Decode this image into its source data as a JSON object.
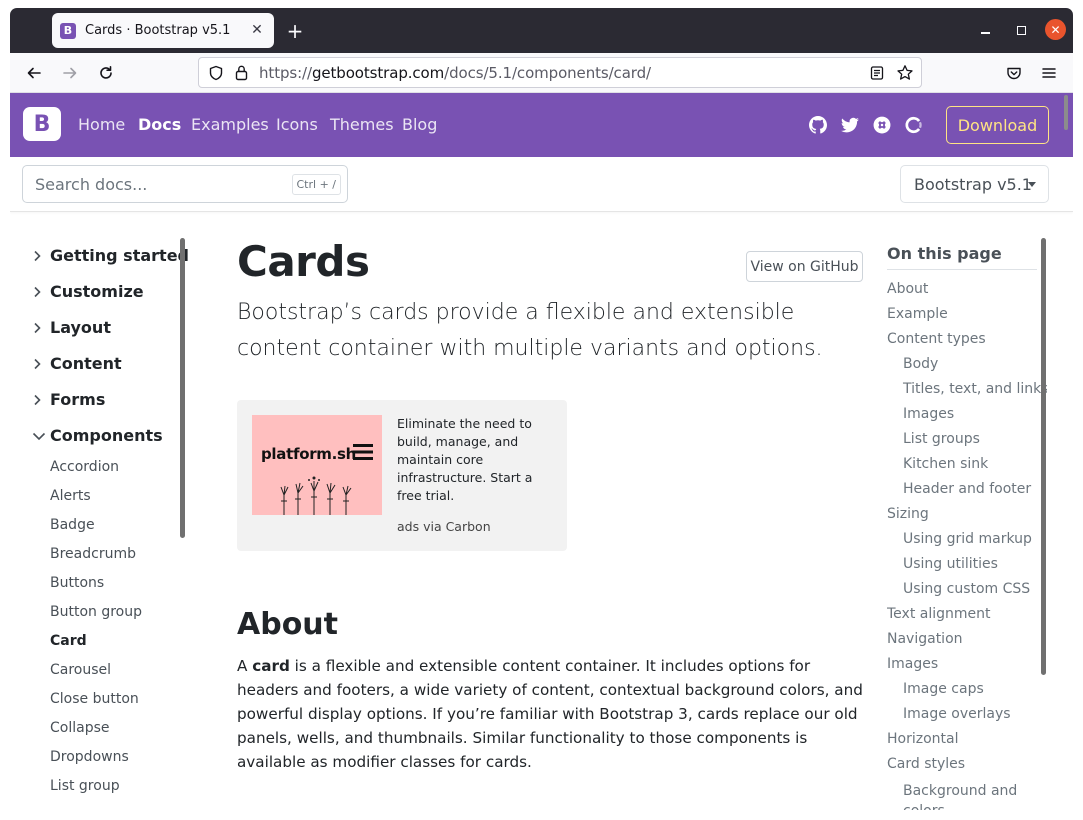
{
  "browser": {
    "tab_title": "Cards · Bootstrap v5.1",
    "tab_favicon_letter": "B",
    "url_prefix": "https://",
    "url_domain": "getbootstrap.com",
    "url_path": "/docs/5.1/components/card/"
  },
  "site": {
    "logo_letter": "B",
    "nav": [
      "Home",
      "Docs",
      "Examples",
      "Icons",
      "Themes",
      "Blog"
    ],
    "active_nav": "Docs",
    "download_label": "Download",
    "search_placeholder": "Search docs...",
    "search_shortcut": "Ctrl + /",
    "version_label": "Bootstrap v5.1",
    "brand_color": "#7952b3",
    "accent_color": "#ffe484"
  },
  "sidebar": {
    "groups": [
      "Getting started",
      "Customize",
      "Layout",
      "Content",
      "Forms",
      "Components"
    ],
    "component_links": [
      "Accordion",
      "Alerts",
      "Badge",
      "Breadcrumb",
      "Buttons",
      "Button group",
      "Card",
      "Carousel",
      "Close button",
      "Collapse",
      "Dropdowns",
      "List group"
    ],
    "active_link": "Card"
  },
  "main": {
    "title": "Cards",
    "github_button": "View on GitHub",
    "lead": "Bootstrap’s cards provide a flexible and extensible content container with multiple variants and options.",
    "ad_logo_text": "platform.sh",
    "ad_text": "Eliminate the need to build, manage, and maintain core infrastructure. Start a free trial.",
    "ad_poweredby": "ads via Carbon",
    "about_heading": "About",
    "about_p_start": "A ",
    "about_p_bold": "card",
    "about_p_rest": " is a flexible and extensible content container. It includes options for headers and footers, a wide variety of content, contextual background colors, and powerful display options. If you’re familiar with Bootstrap 3, cards replace our old panels, wells, and thumbnails. Similar functionality to those components is available as modifier classes for cards."
  },
  "toc": {
    "title": "On this page",
    "items": [
      {
        "label": "About",
        "level": 1
      },
      {
        "label": "Example",
        "level": 1
      },
      {
        "label": "Content types",
        "level": 1
      },
      {
        "label": "Body",
        "level": 2
      },
      {
        "label": "Titles, text, and links",
        "level": 2
      },
      {
        "label": "Images",
        "level": 2
      },
      {
        "label": "List groups",
        "level": 2
      },
      {
        "label": "Kitchen sink",
        "level": 2
      },
      {
        "label": "Header and footer",
        "level": 2
      },
      {
        "label": "Sizing",
        "level": 1
      },
      {
        "label": "Using grid markup",
        "level": 2
      },
      {
        "label": "Using utilities",
        "level": 2
      },
      {
        "label": "Using custom CSS",
        "level": 2
      },
      {
        "label": "Text alignment",
        "level": 1
      },
      {
        "label": "Navigation",
        "level": 1
      },
      {
        "label": "Images",
        "level": 1
      },
      {
        "label": "Image caps",
        "level": 2
      },
      {
        "label": "Image overlays",
        "level": 2
      },
      {
        "label": "Horizontal",
        "level": 1
      },
      {
        "label": "Card styles",
        "level": 1
      },
      {
        "label": "Background and colors",
        "level": 2
      }
    ]
  }
}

◆ ◆ ◆ ◆ ◆ ◆ ◆

__What is being asked__:
Omit the pictures and restate the rest of the records verbatim.

__Expected answer__:
Decode this image into its source data as a JSON object.
{
  "browser": {
    "tab_title": "Cards · Bootstrap v5.1",
    "tab_favicon_letter": "B",
    "url_prefix": "https://",
    "url_domain": "getbootstrap.com",
    "url_path": "/docs/5.1/components/card/"
  },
  "site": {
    "logo_letter": "B",
    "nav": [
      "Home",
      "Docs",
      "Examples",
      "Icons",
      "Themes",
      "Blog"
    ],
    "active_nav": "Docs",
    "download_label": "Download",
    "search_placeholder": "Search docs...",
    "search_shortcut": "Ctrl + /",
    "version_label": "Bootstrap v5.1",
    "brand_color": "#7952b3",
    "accent_color": "#ffe484"
  },
  "sidebar": {
    "groups": [
      "Getting started",
      "Customize",
      "Layout",
      "Content",
      "Forms",
      "Components"
    ],
    "component_links": [
      "Accordion",
      "Alerts",
      "Badge",
      "Breadcrumb",
      "Buttons",
      "Button group",
      "Card",
      "Carousel",
      "Close button",
      "Collapse",
      "Dropdowns",
      "List group"
    ],
    "active_link": "Card"
  },
  "main": {
    "title": "Cards",
    "github_button": "View on GitHub",
    "lead": "Bootstrap’s cards provide a flexible and extensible content container with multiple variants and options.",
    "ad_logo_text": "platform.sh",
    "ad_text": "Eliminate the need to build, manage, and maintain core infrastructure. Start a free trial.",
    "ad_poweredby": "ads via Carbon",
    "about_heading": "About",
    "about_p_start": "A ",
    "about_p_bold": "card",
    "about_p_rest": " is a flexible and extensible content container. It includes options for headers and footers, a wide variety of content, contextual background colors, and powerful display options. If you’re familiar with Bootstrap 3, cards replace our old panels, wells, and thumbnails. Similar functionality to those components is available as modifier classes for cards."
  },
  "toc": {
    "title": "On this page",
    "items": [
      {
        "label": "About",
        "level": 1
      },
      {
        "label": "Example",
        "level": 1
      },
      {
        "label": "Content types",
        "level": 1
      },
      {
        "label": "Body",
        "level": 2
      },
      {
        "label": "Titles, text, and links",
        "level": 2
      },
      {
        "label": "Images",
        "level": 2
      },
      {
        "label": "List groups",
        "level": 2
      },
      {
        "label": "Kitchen sink",
        "level": 2
      },
      {
        "label": "Header and footer",
        "level": 2
      },
      {
        "label": "Sizing",
        "level": 1
      },
      {
        "label": "Using grid markup",
        "level": 2
      },
      {
        "label": "Using utilities",
        "level": 2
      },
      {
        "label": "Using custom CSS",
        "level": 2
      },
      {
        "label": "Text alignment",
        "level": 1
      },
      {
        "label": "Navigation",
        "level": 1
      },
      {
        "label": "Images",
        "level": 1
      },
      {
        "label": "Image caps",
        "level": 2
      },
      {
        "label": "Image overlays",
        "level": 2
      },
      {
        "label": "Horizontal",
        "level": 1
      },
      {
        "label": "Card styles",
        "level": 1
      },
      {
        "label": "Background and colors",
        "level": 2
      }
    ]
  }
}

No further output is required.